**What you have to do**:
Rewrite each of the rows below, replacing "the elements" with "the items" and leaving everything else unchanged. Omit the pictures from your answer.

**Excerpted records**:
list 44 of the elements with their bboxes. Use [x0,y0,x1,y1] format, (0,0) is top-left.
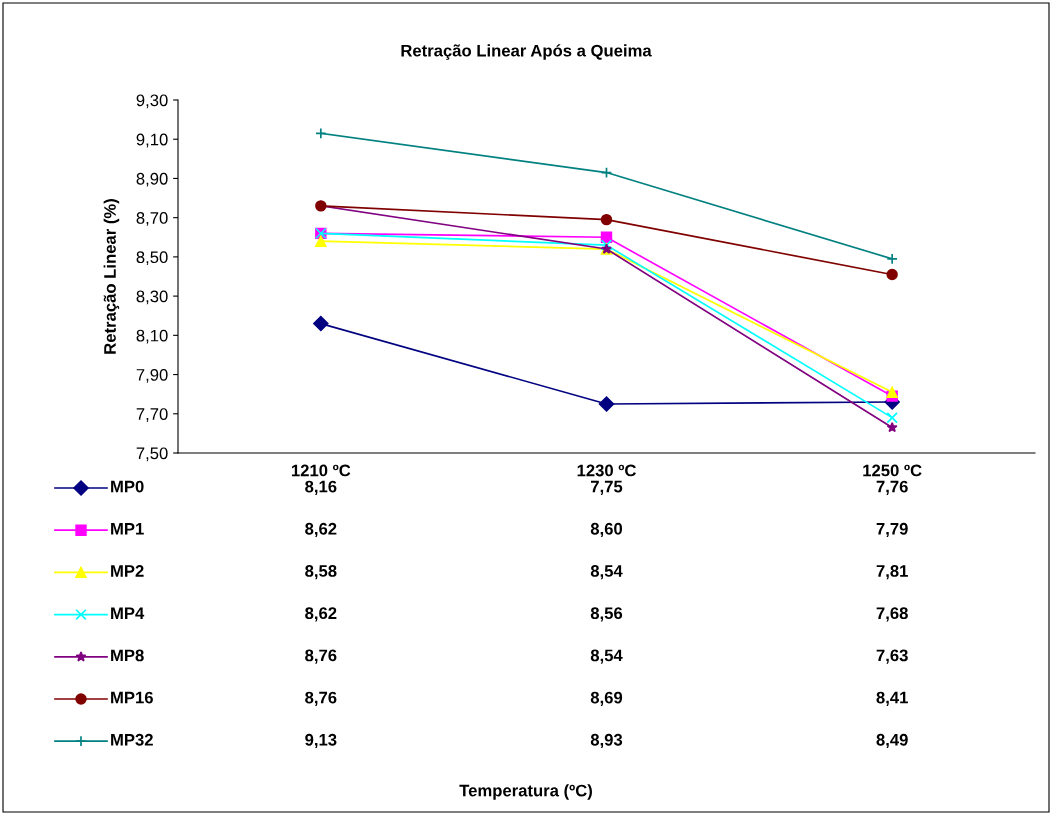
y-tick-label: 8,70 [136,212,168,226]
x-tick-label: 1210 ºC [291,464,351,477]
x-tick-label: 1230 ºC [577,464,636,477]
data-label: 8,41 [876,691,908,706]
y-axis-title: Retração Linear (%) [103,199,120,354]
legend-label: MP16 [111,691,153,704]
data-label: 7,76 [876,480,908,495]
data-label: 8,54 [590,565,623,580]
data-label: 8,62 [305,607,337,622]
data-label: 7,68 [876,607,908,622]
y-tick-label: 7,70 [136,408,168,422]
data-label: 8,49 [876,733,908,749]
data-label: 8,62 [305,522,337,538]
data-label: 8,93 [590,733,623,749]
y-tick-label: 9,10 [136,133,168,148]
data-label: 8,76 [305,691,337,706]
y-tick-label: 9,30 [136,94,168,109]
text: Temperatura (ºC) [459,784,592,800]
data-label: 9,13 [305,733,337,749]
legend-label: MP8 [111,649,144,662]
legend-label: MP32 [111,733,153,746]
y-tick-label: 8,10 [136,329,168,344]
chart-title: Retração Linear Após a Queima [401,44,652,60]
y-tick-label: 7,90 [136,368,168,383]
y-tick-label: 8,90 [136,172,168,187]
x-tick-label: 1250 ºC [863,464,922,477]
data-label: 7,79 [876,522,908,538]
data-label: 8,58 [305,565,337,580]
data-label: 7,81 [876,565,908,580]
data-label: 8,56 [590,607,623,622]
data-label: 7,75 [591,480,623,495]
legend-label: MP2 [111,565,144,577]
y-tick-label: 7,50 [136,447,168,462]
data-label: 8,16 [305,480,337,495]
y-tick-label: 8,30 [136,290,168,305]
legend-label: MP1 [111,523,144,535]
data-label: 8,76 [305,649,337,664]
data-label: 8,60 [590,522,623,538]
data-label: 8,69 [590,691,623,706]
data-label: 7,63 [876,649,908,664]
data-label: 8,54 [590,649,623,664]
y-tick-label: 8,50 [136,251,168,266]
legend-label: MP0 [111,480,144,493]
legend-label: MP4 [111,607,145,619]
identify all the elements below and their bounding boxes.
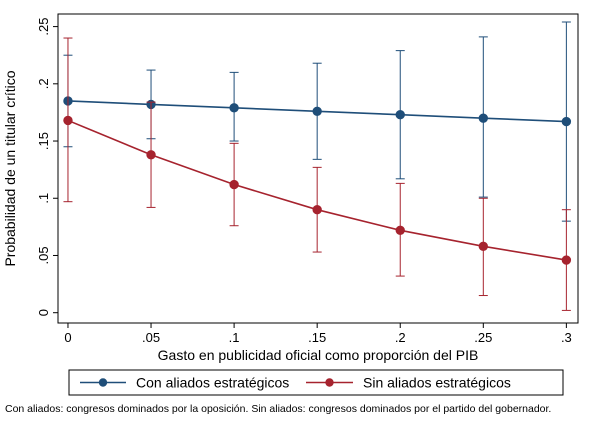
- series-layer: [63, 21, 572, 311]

**Answer in full**:
list 44 of the items with their bboxes. Use [x0,y0,x1,y1] format, (0,0) is top-left.
y-tick-label: 8,70 [136,212,168,226]
x-tick-label: 1210 ºC [291,464,351,477]
x-tick-label: 1230 ºC [577,464,636,477]
data-label: 8,41 [876,691,908,706]
y-axis-title: Retração Linear (%) [103,199,120,354]
legend-label: MP16 [111,691,153,704]
data-label: 7,76 [876,480,908,495]
data-label: 8,54 [590,565,623,580]
data-label: 8,62 [305,607,337,622]
data-label: 7,68 [876,607,908,622]
y-tick-label: 7,70 [136,408,168,422]
data-label: 8,49 [876,733,908,749]
data-label: 8,62 [305,522,337,538]
data-label: 8,93 [590,733,623,749]
y-tick-label: 9,10 [136,133,168,148]
data-label: 8,76 [305,691,337,706]
y-tick-label: 9,30 [136,94,168,109]
text: Temperatura (ºC) [459,784,592,800]
data-label: 9,13 [305,733,337,749]
legend-label: MP8 [111,649,144,662]
legend-label: MP32 [111,733,153,746]
y-tick-label: 8,10 [136,329,168,344]
chart-title: Retração Linear Após a Queima [401,44,652,60]
y-tick-label: 7,90 [136,368,168,383]
y-tick-label: 8,90 [136,172,168,187]
x-tick-label: 1250 ºC [863,464,922,477]
data-label: 7,79 [876,522,908,538]
data-label: 8,58 [305,565,337,580]
data-label: 7,81 [876,565,908,580]
data-label: 8,56 [590,607,623,622]
data-label: 7,75 [591,480,623,495]
legend-label: MP2 [111,565,144,577]
y-tick-label: 7,50 [136,447,168,462]
data-label: 8,16 [305,480,337,495]
y-tick-label: 8,30 [136,290,168,305]
legend-label: MP1 [111,523,144,535]
data-label: 8,76 [305,649,337,664]
data-label: 8,60 [590,522,623,538]
data-label: 8,69 [590,691,623,706]
data-label: 7,63 [876,649,908,664]
data-label: 8,54 [590,649,623,664]
y-tick-label: 8,50 [136,251,168,266]
legend-label: MP0 [111,480,144,493]
legend-label: MP4 [111,607,145,619]
identify all the items below and their bounding boxes.
- series-layer: [63, 21, 572, 311]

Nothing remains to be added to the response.